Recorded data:

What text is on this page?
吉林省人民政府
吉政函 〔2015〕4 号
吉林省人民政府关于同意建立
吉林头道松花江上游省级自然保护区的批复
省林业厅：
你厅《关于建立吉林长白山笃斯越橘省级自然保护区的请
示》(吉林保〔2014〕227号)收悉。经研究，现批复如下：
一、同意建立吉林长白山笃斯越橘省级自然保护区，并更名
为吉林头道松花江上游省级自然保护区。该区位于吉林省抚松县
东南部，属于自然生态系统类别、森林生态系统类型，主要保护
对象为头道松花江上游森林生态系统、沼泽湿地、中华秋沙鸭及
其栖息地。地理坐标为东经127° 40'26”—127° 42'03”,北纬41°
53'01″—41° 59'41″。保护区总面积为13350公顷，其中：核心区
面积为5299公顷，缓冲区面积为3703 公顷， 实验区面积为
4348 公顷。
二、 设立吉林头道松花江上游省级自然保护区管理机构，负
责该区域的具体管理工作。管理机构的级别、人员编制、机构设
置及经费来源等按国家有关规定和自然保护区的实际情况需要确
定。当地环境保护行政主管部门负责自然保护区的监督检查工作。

*WHAT TO PRODUCE*
Your task is to extract all of the records exactly.

*RESULT*
What text is on this page?
吉林省人民政府
吉政函 〔2015〕4 号
吉林省人民政府关于同意建立
吉林头道松花江上游省级自然保护区的批复
省林业厅：
你厅《关于建立吉林长白山笃斯越橘省级自然保护区的请
示》(吉林保〔2014〕227号)收悉。经研究，现批复如下：
一、同意建立吉林长白山笃斯越橘省级自然保护区，并更名
为吉林头道松花江上游省级自然保护区。该区位于吉林省抚松县
东南部，属于自然生态系统类别、森林生态系统类型，主要保护
对象为头道松花江上游森林生态系统、沼泽湿地、中华秋沙鸭及
其栖息地。地理坐标为东经127° 40'26”—127° 42'03”,北纬41°
53'01″—41° 59'41″。保护区总面积为13350公顷，其中：核心区
面积为5299公顷，缓冲区面积为3703 公顷， 实验区面积为
4348 公顷。
二、 设立吉林头道松花江上游省级自然保护区管理机构，负
责该区域的具体管理工作。管理机构的级别、人员编制、机构设
置及经费来源等按国家有关规定和自然保护区的实际情况需要确
定。当地环境保护行政主管部门负责自然保护区的监督检查工作。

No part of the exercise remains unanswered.